Every line holding the word "down" counts once. Give the total, nothing more.

===== Data shown

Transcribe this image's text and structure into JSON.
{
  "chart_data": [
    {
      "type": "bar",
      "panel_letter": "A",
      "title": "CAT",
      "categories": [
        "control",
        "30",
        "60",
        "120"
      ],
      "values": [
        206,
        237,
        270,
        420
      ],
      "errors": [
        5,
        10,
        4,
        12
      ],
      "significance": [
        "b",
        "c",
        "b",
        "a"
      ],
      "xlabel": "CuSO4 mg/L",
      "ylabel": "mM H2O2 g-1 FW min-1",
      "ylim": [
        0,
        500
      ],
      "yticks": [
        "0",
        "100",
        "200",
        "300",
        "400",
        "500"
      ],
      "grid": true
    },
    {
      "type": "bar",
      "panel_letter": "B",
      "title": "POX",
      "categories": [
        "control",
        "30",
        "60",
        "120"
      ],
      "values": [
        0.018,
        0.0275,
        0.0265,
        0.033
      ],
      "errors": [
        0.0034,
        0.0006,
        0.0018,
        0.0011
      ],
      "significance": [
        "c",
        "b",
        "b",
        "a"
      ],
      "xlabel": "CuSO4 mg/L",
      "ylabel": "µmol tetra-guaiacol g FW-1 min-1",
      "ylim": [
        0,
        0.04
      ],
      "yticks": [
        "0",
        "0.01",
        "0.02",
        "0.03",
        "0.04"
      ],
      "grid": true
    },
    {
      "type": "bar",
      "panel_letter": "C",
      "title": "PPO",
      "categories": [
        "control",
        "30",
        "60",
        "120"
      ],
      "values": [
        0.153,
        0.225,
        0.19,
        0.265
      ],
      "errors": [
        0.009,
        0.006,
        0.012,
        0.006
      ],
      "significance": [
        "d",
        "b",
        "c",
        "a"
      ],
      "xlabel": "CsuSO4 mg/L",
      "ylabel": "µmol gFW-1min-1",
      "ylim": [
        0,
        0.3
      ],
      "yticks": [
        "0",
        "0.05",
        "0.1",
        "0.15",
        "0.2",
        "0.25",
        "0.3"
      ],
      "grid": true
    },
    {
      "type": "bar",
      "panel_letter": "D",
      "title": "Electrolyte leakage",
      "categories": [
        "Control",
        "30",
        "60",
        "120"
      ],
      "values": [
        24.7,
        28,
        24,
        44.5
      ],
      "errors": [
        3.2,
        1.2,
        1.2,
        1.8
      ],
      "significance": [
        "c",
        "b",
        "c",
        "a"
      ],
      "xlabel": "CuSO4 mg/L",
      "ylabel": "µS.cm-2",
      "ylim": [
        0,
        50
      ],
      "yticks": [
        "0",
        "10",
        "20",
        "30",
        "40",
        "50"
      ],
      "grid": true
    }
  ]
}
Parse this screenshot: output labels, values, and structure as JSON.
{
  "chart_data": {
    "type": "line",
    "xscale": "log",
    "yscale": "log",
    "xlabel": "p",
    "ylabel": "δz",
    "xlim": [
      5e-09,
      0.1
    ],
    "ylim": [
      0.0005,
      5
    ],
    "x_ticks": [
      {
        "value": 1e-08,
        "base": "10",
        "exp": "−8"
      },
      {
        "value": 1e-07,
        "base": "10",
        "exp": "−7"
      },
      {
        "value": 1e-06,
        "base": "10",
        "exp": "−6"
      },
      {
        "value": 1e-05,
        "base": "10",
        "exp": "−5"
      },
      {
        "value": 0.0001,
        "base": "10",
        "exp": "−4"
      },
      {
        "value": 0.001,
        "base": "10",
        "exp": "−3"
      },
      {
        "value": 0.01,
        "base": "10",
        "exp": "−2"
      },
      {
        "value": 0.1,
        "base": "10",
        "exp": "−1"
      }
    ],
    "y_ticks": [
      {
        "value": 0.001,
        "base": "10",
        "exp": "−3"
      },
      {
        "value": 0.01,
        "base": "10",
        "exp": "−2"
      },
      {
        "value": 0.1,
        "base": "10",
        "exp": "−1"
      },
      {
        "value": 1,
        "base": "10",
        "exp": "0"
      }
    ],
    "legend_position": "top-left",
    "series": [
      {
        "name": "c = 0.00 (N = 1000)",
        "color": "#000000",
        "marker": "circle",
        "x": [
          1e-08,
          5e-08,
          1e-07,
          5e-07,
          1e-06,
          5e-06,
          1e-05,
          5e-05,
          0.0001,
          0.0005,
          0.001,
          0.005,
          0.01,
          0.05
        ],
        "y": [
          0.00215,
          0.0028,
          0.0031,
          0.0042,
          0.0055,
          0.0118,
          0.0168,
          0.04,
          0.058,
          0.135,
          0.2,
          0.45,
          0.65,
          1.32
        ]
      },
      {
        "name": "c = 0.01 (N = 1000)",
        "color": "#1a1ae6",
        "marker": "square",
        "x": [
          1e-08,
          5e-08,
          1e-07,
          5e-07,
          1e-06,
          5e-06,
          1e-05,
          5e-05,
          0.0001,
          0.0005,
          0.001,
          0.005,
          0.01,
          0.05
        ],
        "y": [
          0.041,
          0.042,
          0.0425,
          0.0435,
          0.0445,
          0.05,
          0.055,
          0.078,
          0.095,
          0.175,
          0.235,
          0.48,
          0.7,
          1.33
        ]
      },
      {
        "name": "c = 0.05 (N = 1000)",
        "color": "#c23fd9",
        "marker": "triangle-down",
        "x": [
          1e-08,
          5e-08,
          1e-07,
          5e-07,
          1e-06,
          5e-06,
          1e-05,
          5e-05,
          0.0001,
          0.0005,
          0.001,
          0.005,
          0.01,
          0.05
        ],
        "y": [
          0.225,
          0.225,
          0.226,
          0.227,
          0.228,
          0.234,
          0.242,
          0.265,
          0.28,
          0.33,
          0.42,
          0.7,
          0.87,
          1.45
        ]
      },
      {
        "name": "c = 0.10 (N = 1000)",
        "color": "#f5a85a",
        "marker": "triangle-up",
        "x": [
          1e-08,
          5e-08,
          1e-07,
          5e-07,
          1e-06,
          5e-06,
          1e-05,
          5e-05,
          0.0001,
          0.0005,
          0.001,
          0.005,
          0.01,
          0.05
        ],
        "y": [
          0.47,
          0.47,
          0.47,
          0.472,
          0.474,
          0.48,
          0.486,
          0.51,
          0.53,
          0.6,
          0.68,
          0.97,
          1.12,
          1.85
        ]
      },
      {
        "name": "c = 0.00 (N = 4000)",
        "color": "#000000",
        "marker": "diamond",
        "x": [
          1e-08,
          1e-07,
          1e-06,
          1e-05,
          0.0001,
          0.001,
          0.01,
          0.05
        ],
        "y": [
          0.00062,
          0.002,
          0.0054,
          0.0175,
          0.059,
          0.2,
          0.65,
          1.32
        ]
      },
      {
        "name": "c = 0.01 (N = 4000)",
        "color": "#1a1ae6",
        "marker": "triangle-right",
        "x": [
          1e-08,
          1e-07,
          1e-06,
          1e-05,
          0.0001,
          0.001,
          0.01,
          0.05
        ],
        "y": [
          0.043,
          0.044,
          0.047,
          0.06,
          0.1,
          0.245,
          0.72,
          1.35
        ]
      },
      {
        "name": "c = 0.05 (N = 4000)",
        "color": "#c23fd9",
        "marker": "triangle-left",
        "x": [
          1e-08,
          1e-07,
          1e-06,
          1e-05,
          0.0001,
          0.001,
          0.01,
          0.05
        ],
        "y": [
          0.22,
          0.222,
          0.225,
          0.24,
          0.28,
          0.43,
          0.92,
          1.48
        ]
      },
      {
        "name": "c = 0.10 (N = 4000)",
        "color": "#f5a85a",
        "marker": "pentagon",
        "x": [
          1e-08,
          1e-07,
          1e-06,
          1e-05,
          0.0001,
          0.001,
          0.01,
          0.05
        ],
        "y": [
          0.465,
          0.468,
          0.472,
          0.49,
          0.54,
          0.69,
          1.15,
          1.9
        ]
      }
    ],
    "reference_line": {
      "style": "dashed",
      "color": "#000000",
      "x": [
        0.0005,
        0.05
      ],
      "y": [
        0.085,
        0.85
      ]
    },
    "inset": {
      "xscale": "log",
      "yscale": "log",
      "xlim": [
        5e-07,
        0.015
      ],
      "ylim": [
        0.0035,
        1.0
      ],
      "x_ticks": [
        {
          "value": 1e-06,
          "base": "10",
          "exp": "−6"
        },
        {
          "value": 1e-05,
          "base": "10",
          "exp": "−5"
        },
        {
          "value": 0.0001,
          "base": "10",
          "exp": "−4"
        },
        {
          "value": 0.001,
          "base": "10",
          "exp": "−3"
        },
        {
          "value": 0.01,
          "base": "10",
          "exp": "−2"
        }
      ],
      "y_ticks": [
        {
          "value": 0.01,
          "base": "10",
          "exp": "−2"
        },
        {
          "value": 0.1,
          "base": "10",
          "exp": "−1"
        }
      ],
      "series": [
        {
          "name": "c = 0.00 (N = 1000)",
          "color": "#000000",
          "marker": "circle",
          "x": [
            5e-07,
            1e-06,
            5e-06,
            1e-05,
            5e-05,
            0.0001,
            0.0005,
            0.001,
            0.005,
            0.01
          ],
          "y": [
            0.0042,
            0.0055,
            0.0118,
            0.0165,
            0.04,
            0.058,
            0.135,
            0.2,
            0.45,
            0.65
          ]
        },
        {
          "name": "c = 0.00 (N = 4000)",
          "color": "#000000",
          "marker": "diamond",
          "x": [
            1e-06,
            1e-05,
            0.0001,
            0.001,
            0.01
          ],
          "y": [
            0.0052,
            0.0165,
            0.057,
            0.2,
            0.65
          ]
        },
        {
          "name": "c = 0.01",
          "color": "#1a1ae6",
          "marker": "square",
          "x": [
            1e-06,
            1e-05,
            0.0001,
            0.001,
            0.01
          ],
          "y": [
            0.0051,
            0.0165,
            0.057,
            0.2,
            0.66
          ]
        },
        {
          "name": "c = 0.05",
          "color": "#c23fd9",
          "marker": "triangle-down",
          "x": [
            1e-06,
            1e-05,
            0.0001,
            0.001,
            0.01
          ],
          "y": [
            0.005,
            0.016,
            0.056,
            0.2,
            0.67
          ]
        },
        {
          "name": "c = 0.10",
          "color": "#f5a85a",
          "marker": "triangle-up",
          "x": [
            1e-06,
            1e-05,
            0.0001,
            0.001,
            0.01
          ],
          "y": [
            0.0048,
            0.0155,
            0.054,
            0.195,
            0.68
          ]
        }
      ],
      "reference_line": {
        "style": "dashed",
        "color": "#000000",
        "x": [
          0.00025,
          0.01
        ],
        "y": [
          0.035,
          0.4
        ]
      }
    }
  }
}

==========

§ Exercise output
2